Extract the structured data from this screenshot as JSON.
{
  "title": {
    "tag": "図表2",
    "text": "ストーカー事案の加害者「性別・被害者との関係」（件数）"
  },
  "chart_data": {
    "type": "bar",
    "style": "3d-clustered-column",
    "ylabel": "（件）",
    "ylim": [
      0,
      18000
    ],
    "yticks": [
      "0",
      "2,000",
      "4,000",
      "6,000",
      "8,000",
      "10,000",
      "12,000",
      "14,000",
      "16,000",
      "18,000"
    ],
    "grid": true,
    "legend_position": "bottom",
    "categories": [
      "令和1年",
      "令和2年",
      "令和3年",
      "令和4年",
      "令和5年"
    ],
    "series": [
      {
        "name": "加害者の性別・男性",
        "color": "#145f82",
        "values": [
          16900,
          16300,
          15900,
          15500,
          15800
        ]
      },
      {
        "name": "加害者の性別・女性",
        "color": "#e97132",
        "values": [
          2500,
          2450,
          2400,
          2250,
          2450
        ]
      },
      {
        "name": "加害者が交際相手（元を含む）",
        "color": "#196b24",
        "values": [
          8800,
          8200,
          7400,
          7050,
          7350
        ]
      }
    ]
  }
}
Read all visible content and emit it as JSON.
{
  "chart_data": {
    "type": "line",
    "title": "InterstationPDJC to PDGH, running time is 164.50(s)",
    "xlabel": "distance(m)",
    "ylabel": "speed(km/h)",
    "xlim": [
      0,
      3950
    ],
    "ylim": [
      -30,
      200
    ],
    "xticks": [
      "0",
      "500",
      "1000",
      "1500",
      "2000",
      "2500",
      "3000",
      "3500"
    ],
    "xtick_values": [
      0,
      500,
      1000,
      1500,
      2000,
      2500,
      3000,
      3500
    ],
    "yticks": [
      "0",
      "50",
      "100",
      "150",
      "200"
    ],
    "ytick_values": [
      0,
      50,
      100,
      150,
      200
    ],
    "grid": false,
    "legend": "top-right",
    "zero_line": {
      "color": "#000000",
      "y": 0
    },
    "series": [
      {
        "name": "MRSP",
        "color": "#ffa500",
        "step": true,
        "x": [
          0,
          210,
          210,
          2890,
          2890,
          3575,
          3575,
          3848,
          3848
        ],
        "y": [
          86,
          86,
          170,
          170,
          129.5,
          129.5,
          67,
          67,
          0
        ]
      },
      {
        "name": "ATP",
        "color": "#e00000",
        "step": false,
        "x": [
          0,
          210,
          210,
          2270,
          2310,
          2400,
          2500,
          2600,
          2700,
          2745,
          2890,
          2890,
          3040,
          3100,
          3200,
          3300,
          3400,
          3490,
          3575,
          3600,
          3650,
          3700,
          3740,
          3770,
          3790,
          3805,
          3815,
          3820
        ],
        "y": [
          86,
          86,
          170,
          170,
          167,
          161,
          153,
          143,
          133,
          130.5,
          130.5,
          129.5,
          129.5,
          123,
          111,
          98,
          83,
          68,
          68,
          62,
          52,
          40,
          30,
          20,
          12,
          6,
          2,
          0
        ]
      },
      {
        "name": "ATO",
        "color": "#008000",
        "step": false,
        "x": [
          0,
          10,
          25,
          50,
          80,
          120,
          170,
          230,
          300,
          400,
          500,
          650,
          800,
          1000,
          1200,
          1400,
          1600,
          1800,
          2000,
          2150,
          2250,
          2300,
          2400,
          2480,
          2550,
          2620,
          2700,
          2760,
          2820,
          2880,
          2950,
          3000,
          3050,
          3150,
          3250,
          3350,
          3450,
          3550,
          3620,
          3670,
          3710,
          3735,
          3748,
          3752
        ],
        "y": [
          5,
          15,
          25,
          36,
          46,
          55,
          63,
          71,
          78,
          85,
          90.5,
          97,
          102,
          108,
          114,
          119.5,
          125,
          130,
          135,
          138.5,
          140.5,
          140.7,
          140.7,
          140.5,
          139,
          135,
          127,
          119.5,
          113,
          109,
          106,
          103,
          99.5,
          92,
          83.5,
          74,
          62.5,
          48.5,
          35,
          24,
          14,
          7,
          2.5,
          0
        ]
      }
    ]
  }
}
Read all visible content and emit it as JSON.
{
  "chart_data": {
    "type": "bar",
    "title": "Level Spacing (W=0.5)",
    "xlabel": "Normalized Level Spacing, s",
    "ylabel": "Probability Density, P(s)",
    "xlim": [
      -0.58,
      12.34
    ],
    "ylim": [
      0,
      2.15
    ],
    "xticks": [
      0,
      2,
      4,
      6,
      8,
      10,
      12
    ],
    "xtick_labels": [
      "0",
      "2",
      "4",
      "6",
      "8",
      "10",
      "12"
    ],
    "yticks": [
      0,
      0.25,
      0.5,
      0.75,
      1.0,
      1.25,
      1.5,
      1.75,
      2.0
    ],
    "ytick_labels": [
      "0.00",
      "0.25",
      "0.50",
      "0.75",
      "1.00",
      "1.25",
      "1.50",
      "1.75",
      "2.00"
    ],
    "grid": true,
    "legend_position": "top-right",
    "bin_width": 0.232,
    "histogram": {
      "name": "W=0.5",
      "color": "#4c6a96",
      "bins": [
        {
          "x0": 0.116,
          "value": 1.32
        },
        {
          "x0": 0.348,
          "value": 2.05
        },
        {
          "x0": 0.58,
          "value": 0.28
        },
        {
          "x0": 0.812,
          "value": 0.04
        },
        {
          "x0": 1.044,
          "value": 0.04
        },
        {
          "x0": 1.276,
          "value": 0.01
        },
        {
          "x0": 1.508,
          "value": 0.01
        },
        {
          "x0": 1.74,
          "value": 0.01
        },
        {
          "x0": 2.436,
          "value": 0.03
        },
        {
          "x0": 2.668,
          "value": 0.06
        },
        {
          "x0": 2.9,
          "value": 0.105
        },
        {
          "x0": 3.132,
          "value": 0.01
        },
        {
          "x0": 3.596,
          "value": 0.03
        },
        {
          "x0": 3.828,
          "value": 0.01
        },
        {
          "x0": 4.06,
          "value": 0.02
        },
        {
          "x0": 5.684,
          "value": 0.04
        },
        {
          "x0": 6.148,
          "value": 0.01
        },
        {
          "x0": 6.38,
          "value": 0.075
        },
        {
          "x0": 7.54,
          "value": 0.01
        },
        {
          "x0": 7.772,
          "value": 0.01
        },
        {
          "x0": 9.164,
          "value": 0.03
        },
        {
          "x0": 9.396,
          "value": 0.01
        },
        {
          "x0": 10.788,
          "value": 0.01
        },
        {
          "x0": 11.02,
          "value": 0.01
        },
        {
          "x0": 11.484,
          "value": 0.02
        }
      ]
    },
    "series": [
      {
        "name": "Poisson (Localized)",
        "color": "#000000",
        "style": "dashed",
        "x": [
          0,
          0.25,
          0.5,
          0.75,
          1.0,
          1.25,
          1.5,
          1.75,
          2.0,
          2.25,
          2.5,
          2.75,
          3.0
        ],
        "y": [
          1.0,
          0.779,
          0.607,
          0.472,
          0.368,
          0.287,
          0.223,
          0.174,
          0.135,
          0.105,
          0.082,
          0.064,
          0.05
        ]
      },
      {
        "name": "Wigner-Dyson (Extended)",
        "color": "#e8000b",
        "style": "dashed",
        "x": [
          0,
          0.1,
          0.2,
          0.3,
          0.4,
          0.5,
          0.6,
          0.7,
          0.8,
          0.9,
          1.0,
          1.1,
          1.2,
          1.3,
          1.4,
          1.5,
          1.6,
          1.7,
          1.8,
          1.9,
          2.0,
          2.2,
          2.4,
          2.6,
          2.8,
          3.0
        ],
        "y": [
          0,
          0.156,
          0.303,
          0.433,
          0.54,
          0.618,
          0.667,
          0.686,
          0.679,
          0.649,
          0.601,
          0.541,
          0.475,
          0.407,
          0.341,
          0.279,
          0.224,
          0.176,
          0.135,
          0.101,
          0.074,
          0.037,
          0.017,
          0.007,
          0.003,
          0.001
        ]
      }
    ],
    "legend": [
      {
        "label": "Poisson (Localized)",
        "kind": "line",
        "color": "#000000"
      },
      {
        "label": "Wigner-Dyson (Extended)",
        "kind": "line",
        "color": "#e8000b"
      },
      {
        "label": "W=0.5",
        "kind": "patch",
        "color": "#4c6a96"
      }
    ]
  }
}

Stated task: Copy every line of the entries above in which "xlabel" occurs.

Answer to the exercise:
    "xlabel": "distance(m)",
    "xlabel": "Normalized Level Spacing, s",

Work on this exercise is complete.